• [GIVEN EXERCISE] Work out how many lines of the data hold the string "this", and reply with that number alone.

• [GIVEN RECORDS]
[start]

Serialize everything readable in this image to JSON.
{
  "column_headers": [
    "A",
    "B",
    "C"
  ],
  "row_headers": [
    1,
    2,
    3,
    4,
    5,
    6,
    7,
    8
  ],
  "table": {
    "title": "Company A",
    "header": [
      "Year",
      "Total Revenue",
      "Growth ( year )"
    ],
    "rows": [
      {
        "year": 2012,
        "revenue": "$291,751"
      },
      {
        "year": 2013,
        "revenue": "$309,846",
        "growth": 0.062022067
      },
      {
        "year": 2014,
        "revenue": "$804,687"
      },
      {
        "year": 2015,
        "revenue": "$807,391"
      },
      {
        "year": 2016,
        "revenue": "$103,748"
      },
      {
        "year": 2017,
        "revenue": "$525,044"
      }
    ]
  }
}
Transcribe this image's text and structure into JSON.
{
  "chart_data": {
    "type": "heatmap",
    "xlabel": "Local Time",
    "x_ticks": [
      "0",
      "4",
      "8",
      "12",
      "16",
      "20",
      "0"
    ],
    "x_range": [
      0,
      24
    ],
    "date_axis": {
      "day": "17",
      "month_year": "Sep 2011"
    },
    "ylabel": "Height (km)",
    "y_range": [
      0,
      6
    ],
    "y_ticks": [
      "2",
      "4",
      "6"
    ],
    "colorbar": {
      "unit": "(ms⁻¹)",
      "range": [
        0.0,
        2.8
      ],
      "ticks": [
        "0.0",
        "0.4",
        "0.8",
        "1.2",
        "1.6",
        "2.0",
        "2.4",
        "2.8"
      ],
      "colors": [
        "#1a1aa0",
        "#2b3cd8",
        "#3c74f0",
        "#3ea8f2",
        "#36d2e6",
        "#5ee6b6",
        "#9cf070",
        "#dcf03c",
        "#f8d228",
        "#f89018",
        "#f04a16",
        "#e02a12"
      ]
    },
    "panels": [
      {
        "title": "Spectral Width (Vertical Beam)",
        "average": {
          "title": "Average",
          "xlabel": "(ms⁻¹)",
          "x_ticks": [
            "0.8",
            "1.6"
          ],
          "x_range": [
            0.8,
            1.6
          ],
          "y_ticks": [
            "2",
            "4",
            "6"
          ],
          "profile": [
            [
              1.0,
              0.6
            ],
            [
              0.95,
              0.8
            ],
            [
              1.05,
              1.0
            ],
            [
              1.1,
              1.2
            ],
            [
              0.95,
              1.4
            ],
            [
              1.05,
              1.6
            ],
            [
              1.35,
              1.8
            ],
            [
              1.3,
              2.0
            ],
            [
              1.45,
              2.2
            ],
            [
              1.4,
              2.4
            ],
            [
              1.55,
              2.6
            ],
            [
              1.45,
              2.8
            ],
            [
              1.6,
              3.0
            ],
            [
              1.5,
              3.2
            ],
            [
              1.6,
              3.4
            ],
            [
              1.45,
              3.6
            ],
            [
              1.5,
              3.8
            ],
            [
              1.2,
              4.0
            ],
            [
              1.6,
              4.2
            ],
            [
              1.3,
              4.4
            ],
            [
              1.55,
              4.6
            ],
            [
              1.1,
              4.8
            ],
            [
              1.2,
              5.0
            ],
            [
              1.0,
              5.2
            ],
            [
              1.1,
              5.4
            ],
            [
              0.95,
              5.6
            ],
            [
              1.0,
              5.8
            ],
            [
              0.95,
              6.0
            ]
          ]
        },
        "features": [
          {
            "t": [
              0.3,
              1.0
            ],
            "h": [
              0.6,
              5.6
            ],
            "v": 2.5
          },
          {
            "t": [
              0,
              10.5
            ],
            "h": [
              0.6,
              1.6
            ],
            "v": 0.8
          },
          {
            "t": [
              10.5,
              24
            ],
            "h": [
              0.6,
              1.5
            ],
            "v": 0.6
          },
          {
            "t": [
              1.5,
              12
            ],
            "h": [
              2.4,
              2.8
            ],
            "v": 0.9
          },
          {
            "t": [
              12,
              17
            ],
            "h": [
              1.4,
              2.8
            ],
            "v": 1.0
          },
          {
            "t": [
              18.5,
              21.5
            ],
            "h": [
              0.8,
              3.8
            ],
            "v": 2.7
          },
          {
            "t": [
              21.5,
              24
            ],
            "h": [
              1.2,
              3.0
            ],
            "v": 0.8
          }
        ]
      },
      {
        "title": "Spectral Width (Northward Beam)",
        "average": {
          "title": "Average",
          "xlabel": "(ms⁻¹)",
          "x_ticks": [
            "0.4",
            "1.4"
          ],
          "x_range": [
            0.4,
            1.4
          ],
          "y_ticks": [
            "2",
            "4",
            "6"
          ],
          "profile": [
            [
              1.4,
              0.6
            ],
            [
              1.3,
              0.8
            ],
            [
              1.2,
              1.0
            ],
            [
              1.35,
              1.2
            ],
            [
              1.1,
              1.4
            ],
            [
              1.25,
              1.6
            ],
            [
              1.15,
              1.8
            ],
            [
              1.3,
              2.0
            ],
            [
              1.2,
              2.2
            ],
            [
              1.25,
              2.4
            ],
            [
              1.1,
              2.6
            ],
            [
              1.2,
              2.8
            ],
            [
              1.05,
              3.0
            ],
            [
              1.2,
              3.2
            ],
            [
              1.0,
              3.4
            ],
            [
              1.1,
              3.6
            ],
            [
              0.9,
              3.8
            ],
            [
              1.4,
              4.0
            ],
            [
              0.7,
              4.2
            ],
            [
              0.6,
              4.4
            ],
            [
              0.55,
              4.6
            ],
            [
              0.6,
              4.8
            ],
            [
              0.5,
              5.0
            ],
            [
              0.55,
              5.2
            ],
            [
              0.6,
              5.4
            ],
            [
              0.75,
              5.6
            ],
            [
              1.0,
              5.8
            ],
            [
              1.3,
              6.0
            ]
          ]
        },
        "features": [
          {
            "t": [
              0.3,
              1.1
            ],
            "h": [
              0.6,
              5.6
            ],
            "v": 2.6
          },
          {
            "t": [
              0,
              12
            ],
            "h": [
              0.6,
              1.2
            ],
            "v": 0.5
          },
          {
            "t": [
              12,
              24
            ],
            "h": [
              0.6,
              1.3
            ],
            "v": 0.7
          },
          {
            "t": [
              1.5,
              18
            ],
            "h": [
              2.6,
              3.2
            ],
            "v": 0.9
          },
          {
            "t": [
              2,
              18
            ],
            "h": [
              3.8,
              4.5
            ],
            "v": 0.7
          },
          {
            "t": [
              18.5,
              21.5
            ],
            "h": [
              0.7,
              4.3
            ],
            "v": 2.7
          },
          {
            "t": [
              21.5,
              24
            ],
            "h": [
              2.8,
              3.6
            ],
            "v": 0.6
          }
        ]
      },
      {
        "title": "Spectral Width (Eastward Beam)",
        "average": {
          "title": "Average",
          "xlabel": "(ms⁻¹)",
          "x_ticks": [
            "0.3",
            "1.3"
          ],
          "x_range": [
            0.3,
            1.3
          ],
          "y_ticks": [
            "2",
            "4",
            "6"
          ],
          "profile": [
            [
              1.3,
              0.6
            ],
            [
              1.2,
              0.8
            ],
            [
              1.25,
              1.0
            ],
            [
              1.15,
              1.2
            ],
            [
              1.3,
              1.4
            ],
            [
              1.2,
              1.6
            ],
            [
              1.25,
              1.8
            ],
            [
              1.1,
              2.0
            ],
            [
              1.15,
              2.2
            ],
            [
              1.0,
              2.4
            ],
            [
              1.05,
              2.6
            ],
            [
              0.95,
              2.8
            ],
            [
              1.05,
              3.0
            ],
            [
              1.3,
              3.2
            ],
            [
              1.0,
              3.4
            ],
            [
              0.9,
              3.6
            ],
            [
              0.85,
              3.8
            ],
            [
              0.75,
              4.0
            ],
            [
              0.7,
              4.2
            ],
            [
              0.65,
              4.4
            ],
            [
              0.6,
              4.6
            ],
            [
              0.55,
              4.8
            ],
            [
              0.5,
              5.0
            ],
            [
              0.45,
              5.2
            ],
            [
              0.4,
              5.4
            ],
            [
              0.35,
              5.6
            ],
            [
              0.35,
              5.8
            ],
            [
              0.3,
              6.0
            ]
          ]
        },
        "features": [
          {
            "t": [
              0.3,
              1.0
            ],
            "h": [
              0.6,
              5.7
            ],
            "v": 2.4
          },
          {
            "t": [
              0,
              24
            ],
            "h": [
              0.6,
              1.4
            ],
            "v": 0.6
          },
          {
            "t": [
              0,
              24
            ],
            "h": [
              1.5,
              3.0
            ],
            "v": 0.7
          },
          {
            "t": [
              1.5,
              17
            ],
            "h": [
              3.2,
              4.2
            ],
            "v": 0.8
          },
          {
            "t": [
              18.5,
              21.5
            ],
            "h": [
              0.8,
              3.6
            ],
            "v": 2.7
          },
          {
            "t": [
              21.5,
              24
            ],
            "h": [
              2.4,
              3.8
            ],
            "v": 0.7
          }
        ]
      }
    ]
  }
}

[end]

• [TASK OUTPUT] 2